Objective
How many lines of the records contain the string "全体的にDETRっぽい構造になっている"? Reply with the number alone.

Records from a data collection
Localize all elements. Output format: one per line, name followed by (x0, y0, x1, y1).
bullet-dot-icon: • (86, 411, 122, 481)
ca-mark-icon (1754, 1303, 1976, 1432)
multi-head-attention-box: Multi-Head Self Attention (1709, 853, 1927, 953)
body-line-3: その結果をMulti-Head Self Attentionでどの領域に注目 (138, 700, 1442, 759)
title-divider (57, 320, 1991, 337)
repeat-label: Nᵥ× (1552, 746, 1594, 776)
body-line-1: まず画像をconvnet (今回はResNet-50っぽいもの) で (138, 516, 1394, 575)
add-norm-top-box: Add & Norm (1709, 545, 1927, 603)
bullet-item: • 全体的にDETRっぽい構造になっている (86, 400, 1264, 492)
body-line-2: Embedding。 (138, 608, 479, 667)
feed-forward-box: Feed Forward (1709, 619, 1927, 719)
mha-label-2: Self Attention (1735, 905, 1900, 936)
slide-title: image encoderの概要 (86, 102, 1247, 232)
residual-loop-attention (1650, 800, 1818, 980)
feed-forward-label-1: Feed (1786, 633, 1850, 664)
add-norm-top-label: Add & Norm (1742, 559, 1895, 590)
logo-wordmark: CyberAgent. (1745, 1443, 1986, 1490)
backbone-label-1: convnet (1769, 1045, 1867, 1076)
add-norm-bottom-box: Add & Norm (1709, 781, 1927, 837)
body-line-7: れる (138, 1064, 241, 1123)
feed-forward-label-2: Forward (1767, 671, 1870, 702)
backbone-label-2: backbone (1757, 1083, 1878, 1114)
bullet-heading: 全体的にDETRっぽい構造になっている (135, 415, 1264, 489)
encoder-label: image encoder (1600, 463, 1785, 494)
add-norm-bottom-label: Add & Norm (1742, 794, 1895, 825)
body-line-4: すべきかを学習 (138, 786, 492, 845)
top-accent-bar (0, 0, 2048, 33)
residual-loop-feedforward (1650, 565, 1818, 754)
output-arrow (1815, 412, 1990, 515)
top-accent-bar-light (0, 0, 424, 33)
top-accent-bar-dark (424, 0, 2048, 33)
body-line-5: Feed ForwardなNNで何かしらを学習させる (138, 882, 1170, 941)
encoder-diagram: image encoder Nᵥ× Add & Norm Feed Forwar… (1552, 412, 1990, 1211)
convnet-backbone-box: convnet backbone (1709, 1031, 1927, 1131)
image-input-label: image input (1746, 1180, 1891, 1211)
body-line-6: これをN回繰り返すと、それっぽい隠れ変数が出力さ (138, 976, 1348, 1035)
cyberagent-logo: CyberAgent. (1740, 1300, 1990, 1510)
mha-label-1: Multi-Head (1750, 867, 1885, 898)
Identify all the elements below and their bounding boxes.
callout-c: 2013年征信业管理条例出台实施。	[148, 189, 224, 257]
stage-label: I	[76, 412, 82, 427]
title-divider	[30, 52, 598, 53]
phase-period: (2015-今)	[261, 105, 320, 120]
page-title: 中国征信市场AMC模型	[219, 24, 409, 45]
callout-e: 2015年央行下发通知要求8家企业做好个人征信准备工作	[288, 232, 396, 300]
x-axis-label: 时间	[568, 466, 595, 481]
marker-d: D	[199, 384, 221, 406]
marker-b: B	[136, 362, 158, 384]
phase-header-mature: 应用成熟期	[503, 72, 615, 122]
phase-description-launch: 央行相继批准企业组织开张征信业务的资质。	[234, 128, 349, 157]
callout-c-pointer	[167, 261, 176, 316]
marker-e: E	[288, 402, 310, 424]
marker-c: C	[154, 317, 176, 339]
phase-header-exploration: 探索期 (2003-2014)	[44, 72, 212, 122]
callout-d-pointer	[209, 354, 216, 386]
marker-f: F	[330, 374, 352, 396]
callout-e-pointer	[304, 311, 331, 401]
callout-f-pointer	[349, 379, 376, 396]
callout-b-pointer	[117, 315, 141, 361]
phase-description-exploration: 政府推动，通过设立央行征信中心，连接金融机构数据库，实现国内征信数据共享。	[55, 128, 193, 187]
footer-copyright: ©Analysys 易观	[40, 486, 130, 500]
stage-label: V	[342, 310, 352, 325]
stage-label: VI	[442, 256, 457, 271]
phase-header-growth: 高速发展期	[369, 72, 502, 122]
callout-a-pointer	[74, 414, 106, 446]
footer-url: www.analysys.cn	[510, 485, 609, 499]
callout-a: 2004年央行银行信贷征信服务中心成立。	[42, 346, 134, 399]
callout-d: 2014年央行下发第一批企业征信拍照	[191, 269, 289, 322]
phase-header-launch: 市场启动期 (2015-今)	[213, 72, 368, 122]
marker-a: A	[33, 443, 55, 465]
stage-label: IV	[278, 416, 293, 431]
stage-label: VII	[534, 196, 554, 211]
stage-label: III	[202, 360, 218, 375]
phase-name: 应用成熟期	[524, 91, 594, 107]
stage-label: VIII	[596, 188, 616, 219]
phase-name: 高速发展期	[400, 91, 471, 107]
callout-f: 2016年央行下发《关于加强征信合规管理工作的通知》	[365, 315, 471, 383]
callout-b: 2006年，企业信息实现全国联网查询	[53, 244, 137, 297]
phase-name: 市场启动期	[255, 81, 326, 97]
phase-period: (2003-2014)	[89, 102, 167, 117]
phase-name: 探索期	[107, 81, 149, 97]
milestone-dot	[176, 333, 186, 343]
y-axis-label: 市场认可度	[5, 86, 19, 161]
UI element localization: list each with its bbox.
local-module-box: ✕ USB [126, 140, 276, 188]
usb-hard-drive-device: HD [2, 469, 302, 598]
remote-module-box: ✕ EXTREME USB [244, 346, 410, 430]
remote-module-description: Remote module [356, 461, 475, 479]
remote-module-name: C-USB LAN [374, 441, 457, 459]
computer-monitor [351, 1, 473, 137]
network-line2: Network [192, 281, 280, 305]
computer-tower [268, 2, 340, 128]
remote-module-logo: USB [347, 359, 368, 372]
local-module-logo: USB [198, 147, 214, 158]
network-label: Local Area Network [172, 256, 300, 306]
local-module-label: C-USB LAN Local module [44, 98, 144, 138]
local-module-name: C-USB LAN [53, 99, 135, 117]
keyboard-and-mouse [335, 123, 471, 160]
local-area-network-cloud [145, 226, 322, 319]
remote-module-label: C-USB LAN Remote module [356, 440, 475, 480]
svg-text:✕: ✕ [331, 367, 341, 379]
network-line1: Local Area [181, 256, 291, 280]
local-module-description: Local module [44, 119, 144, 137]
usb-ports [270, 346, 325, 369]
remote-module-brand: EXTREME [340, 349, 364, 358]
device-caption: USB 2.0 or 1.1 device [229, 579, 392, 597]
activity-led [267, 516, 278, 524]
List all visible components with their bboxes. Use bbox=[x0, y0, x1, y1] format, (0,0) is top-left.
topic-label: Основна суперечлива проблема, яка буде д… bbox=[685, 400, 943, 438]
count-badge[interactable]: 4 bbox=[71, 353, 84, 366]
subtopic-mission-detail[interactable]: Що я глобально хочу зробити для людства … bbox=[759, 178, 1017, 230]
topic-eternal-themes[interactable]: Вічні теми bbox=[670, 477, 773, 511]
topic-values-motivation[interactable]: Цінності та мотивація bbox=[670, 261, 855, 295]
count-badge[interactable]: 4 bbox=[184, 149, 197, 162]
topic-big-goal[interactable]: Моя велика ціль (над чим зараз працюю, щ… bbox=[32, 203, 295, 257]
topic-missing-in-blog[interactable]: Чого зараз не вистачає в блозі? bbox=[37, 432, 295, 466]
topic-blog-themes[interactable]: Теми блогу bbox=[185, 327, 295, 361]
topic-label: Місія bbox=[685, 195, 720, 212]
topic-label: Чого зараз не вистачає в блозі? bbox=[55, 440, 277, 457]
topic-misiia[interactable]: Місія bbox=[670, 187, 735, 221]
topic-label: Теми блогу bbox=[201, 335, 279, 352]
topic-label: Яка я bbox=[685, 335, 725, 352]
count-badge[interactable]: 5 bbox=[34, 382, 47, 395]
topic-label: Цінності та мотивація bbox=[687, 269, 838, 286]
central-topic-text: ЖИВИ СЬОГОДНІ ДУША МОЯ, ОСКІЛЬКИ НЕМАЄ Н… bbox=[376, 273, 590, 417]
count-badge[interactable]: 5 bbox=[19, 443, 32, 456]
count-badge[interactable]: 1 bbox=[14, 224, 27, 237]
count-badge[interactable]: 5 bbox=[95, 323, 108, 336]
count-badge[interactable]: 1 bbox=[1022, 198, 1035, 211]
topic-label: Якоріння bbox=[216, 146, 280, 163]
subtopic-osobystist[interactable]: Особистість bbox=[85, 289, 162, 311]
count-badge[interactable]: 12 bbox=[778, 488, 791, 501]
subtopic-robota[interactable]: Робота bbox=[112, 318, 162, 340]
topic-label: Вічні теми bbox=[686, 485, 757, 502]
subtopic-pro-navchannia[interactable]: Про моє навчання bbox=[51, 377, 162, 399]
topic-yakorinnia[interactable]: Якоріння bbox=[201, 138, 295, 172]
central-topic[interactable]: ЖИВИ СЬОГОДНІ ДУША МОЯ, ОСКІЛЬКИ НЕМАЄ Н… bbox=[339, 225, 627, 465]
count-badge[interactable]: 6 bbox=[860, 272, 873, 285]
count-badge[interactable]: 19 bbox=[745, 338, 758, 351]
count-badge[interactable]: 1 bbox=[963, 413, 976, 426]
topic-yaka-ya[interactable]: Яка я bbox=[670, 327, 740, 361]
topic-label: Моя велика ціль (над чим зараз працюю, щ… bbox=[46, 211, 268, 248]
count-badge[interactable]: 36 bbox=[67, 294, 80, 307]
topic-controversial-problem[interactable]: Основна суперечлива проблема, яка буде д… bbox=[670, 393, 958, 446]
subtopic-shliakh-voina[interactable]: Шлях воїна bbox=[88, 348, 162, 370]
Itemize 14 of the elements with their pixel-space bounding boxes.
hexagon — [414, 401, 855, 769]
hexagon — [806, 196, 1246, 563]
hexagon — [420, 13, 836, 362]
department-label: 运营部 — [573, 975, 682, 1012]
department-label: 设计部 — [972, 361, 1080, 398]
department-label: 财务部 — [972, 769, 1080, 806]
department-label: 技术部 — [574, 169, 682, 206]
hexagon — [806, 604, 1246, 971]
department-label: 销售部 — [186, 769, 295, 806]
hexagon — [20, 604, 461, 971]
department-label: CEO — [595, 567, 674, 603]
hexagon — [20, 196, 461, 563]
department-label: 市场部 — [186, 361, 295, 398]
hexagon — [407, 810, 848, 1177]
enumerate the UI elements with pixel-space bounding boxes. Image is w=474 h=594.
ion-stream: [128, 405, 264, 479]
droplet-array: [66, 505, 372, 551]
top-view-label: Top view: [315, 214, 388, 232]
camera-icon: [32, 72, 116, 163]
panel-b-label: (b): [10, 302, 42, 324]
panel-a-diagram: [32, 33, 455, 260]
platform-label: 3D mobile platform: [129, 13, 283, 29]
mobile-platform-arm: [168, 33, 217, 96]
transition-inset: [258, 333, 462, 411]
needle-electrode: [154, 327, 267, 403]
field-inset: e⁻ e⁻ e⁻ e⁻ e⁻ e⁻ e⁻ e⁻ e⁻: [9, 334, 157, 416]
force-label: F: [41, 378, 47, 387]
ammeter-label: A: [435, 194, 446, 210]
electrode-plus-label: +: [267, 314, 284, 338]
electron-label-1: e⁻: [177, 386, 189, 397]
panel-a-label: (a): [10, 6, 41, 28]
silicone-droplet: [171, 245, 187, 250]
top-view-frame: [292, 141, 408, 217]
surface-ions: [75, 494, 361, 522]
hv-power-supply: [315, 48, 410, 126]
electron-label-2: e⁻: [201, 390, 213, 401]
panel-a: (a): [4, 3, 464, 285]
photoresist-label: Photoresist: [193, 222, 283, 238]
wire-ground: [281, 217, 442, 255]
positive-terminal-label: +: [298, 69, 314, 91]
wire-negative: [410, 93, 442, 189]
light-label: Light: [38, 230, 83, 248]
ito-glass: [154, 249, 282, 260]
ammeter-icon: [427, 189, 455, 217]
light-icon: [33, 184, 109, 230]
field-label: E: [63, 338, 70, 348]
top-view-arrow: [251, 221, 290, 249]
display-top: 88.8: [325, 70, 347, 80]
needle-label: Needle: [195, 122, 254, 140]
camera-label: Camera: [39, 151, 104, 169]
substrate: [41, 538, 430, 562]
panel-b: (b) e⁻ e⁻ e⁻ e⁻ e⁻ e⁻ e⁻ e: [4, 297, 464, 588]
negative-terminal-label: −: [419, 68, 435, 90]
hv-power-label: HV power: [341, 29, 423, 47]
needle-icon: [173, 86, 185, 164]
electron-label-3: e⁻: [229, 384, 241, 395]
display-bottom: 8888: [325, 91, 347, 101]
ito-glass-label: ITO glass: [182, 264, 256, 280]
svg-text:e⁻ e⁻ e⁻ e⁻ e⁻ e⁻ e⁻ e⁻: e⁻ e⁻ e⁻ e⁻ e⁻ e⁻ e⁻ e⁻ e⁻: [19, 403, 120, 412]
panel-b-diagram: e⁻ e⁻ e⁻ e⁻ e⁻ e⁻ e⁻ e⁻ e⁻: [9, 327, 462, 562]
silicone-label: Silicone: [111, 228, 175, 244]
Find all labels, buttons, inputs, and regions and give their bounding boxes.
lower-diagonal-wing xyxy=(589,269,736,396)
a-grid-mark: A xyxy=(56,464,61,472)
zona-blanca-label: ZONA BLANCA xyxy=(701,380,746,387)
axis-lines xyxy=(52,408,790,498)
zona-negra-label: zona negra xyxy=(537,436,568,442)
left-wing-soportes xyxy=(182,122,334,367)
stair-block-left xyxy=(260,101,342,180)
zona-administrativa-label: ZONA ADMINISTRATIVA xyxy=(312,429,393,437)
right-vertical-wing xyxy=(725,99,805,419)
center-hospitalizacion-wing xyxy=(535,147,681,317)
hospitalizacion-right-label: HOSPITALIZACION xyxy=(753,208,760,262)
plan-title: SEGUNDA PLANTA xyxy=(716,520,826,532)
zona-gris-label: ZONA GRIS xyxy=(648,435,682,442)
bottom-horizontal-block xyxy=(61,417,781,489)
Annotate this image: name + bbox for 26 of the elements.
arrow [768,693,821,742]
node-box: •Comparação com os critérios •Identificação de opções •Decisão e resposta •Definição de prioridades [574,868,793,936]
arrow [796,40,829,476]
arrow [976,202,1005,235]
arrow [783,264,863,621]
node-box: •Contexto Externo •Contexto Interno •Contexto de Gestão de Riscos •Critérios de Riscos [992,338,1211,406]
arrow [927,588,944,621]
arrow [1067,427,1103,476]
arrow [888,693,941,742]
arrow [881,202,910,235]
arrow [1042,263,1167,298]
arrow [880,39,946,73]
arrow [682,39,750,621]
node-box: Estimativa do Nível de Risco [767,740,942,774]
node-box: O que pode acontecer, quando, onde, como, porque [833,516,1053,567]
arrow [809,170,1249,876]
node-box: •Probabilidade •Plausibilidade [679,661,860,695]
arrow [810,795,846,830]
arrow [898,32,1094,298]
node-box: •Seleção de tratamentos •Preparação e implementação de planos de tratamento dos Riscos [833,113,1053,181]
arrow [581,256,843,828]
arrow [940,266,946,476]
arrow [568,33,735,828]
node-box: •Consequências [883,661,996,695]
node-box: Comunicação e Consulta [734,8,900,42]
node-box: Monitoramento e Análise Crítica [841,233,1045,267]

Answer to this task
2